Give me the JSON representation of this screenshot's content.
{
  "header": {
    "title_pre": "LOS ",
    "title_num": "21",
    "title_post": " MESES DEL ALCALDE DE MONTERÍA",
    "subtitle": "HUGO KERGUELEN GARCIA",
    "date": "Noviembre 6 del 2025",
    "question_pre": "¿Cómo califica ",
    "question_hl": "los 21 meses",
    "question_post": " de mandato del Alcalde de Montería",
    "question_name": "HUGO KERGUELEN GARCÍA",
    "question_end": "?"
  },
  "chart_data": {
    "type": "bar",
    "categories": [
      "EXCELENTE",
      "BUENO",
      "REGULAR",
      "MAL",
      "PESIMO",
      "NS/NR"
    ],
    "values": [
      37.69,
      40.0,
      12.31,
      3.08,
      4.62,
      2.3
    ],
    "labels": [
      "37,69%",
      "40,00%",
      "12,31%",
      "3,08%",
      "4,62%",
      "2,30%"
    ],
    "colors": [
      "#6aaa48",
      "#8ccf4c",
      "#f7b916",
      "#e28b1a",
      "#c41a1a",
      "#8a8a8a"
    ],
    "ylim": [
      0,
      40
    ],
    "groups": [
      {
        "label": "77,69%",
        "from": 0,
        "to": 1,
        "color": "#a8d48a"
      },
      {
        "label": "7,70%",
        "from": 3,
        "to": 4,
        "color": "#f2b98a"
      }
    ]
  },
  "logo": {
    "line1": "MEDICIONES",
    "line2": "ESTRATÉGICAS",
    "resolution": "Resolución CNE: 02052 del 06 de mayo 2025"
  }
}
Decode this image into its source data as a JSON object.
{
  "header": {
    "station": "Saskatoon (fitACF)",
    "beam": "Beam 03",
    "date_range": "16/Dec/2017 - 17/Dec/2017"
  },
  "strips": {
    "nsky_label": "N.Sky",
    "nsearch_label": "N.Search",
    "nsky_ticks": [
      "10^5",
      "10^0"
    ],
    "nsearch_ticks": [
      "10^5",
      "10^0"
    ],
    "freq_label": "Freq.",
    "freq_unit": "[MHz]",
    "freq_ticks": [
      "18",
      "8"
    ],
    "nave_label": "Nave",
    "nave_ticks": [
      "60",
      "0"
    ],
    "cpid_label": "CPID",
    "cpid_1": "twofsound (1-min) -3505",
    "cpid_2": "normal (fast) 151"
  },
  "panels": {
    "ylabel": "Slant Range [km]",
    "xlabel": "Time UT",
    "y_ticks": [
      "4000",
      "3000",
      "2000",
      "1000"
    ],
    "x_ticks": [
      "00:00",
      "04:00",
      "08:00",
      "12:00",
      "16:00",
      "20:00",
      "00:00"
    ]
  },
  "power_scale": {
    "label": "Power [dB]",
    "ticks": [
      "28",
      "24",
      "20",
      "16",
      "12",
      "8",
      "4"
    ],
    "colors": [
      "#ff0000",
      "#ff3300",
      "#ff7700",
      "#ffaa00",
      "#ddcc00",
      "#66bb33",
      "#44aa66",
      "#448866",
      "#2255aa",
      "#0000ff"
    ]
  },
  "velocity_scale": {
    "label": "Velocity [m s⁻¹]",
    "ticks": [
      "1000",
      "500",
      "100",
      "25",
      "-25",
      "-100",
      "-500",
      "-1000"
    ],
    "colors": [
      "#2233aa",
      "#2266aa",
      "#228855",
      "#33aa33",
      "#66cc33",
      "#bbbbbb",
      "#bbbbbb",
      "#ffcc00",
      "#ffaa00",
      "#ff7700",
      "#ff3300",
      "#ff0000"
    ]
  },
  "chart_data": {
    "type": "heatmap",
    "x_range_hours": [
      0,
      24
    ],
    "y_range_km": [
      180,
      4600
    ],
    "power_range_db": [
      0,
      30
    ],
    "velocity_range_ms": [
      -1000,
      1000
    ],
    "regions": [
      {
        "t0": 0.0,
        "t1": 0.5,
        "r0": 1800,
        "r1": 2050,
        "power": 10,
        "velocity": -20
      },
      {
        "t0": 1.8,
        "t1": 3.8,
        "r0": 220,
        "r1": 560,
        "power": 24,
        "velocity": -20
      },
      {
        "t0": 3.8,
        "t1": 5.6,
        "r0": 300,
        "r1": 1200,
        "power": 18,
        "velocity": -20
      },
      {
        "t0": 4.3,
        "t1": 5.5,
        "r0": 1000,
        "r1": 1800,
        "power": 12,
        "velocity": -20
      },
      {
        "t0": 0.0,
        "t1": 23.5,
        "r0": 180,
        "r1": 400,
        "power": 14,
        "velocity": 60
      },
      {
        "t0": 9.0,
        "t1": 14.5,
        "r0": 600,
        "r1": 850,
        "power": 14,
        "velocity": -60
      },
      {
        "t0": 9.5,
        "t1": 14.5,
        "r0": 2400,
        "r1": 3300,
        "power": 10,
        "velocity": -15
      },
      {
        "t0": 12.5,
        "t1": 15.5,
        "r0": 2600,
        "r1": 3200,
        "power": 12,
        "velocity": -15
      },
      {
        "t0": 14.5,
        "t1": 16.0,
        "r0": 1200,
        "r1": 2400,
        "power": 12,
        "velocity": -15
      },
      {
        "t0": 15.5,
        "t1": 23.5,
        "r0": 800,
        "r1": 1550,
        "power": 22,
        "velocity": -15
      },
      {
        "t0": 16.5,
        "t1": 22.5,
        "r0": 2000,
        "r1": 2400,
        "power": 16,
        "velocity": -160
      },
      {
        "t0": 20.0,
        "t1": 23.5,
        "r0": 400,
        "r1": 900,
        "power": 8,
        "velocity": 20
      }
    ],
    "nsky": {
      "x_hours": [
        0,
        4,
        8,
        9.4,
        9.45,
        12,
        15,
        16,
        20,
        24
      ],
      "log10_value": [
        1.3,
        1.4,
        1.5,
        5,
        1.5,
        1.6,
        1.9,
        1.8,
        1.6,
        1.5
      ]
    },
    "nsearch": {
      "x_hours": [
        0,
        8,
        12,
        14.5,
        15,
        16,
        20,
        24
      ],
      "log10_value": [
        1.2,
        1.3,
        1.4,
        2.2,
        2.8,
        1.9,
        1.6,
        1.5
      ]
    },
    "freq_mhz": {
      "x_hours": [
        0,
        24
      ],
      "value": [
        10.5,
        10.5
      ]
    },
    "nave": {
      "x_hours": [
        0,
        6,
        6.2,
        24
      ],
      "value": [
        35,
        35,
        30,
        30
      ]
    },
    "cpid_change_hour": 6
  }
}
────────────────────────────────────────
__AIM__. Every line of the data above should be copied exactly.

__REPLY__.
Give me the JSON representation of this screenshot's content.
{
  "header": {
    "title_pre": "LOS ",
    "title_num": "21",
    "title_post": " MESES DEL ALCALDE DE MONTERÍA",
    "subtitle": "HUGO KERGUELEN GARCIA",
    "date": "Noviembre 6 del 2025",
    "question_pre": "¿Cómo califica ",
    "question_hl": "los 21 meses",
    "question_post": " de mandato del Alcalde de Montería",
    "question_name": "HUGO KERGUELEN GARCÍA",
    "question_end": "?"
  },
  "chart_data": {
    "type": "bar",
    "categories": [
      "EXCELENTE",
      "BUENO",
      "REGULAR",
      "MAL",
      "PESIMO",
      "NS/NR"
    ],
    "values": [
      37.69,
      40.0,
      12.31,
      3.08,
      4.62,
      2.3
    ],
    "labels": [
      "37,69%",
      "40,00%",
      "12,31%",
      "3,08%",
      "4,62%",
      "2,30%"
    ],
    "colors": [
      "#6aaa48",
      "#8ccf4c",
      "#f7b916",
      "#e28b1a",
      "#c41a1a",
      "#8a8a8a"
    ],
    "ylim": [
      0,
      40
    ],
    "groups": [
      {
        "label": "77,69%",
        "from": 0,
        "to": 1,
        "color": "#a8d48a"
      },
      {
        "label": "7,70%",
        "from": 3,
        "to": 4,
        "color": "#f2b98a"
      }
    ]
  },
  "logo": {
    "line1": "MEDICIONES",
    "line2": "ESTRATÉGICAS",
    "resolution": "Resolución CNE: 02052 del 06 de mayo 2025"
  }
}
Decode this image into its source data as a JSON object.
{
  "header": {
    "station": "Saskatoon (fitACF)",
    "beam": "Beam 03",
    "date_range": "16/Dec/2017 - 17/Dec/2017"
  },
  "strips": {
    "nsky_label": "N.Sky",
    "nsearch_label": "N.Search",
    "nsky_ticks": [
      "10^5",
      "10^0"
    ],
    "nsearch_ticks": [
      "10^5",
      "10^0"
    ],
    "freq_label": "Freq.",
    "freq_unit": "[MHz]",
    "freq_ticks": [
      "18",
      "8"
    ],
    "nave_label": "Nave",
    "nave_ticks": [
      "60",
      "0"
    ],
    "cpid_label": "CPID",
    "cpid_1": "twofsound (1-min) -3505",
    "cpid_2": "normal (fast) 151"
  },
  "panels": {
    "ylabel": "Slant Range [km]",
    "xlabel": "Time UT",
    "y_ticks": [
      "4000",
      "3000",
      "2000",
      "1000"
    ],
    "x_ticks": [
      "00:00",
      "04:00",
      "08:00",
      "12:00",
      "16:00",
      "20:00",
      "00:00"
    ]
  },
  "power_scale": {
    "label": "Power [dB]",
    "ticks": [
      "28",
      "24",
      "20",
      "16",
      "12",
      "8",
      "4"
    ],
    "colors": [
      "#ff0000",
      "#ff3300",
      "#ff7700",
      "#ffaa00",
      "#ddcc00",
      "#66bb33",
      "#44aa66",
      "#448866",
      "#2255aa",
      "#0000ff"
    ]
  },
  "velocity_scale": {
    "label": "Velocity [m s⁻¹]",
    "ticks": [
      "1000",
      "500",
      "100",
      "25",
      "-25",
      "-100",
      "-500",
      "-1000"
    ],
    "colors": [
      "#2233aa",
      "#2266aa",
      "#228855",
      "#33aa33",
      "#66cc33",
      "#bbbbbb",
      "#bbbbbb",
      "#ffcc00",
      "#ffaa00",
      "#ff7700",
      "#ff3300",
      "#ff0000"
    ]
  },
  "chart_data": {
    "type": "heatmap",
    "x_range_hours": [
      0,
      24
    ],
    "y_range_km": [
      180,
      4600
    ],
    "power_range_db": [
      0,
      30
    ],
    "velocity_range_ms": [
      -1000,
      1000
    ],
    "regions": [
      {
        "t0": 0.0,
        "t1": 0.5,
        "r0": 1800,
        "r1": 2050,
        "power": 10,
        "velocity": -20
      },
      {
        "t0": 1.8,
        "t1": 3.8,
        "r0": 220,
        "r1": 560,
        "power": 24,
        "velocity": -20
      },
      {
        "t0": 3.8,
        "t1": 5.6,
        "r0": 300,
        "r1": 1200,
        "power": 18,
        "velocity": -20
      },
      {
        "t0": 4.3,
        "t1": 5.5,
        "r0": 1000,
        "r1": 1800,
        "power": 12,
        "velocity": -20
      },
      {
        "t0": 0.0,
        "t1": 23.5,
        "r0": 180,
        "r1": 400,
        "power": 14,
        "velocity": 60
      },
      {
        "t0": 9.0,
        "t1": 14.5,
        "r0": 600,
        "r1": 850,
        "power": 14,
        "velocity": -60
      },
      {
        "t0": 9.5,
        "t1": 14.5,
        "r0": 2400,
        "r1": 3300,
        "power": 10,
        "velocity": -15
      },
      {
        "t0": 12.5,
        "t1": 15.5,
        "r0": 2600,
        "r1": 3200,
        "power": 12,
        "velocity": -15
      },
      {
        "t0": 14.5,
        "t1": 16.0,
        "r0": 1200,
        "r1": 2400,
        "power": 12,
        "velocity": -15
      },
      {
        "t0": 15.5,
        "t1": 23.5,
        "r0": 800,
        "r1": 1550,
        "power": 22,
        "velocity": -15
      },
      {
        "t0": 16.5,
        "t1": 22.5,
        "r0": 2000,
        "r1": 2400,
        "power": 16,
        "velocity": -160
      },
      {
        "t0": 20.0,
        "t1": 23.5,
        "r0": 400,
        "r1": 900,
        "power": 8,
        "velocity": 20
      }
    ],
    "nsky": {
      "x_hours": [
        0,
        4,
        8,
        9.4,
        9.45,
        12,
        15,
        16,
        20,
        24
      ],
      "log10_value": [
        1.3,
        1.4,
        1.5,
        5,
        1.5,
        1.6,
        1.9,
        1.8,
        1.6,
        1.5
      ]
    },
    "nsearch": {
      "x_hours": [
        0,
        8,
        12,
        14.5,
        15,
        16,
        20,
        24
      ],
      "log10_value": [
        1.2,
        1.3,
        1.4,
        2.2,
        2.8,
        1.9,
        1.6,
        1.5
      ]
    },
    "freq_mhz": {
      "x_hours": [
        0,
        24
      ],
      "value": [
        10.5,
        10.5
      ]
    },
    "nave": {
      "x_hours": [
        0,
        6,
        6.2,
        24
      ],
      "value": [
        35,
        35,
        30,
        30
      ]
    },
    "cpid_change_hour": 6
  }
}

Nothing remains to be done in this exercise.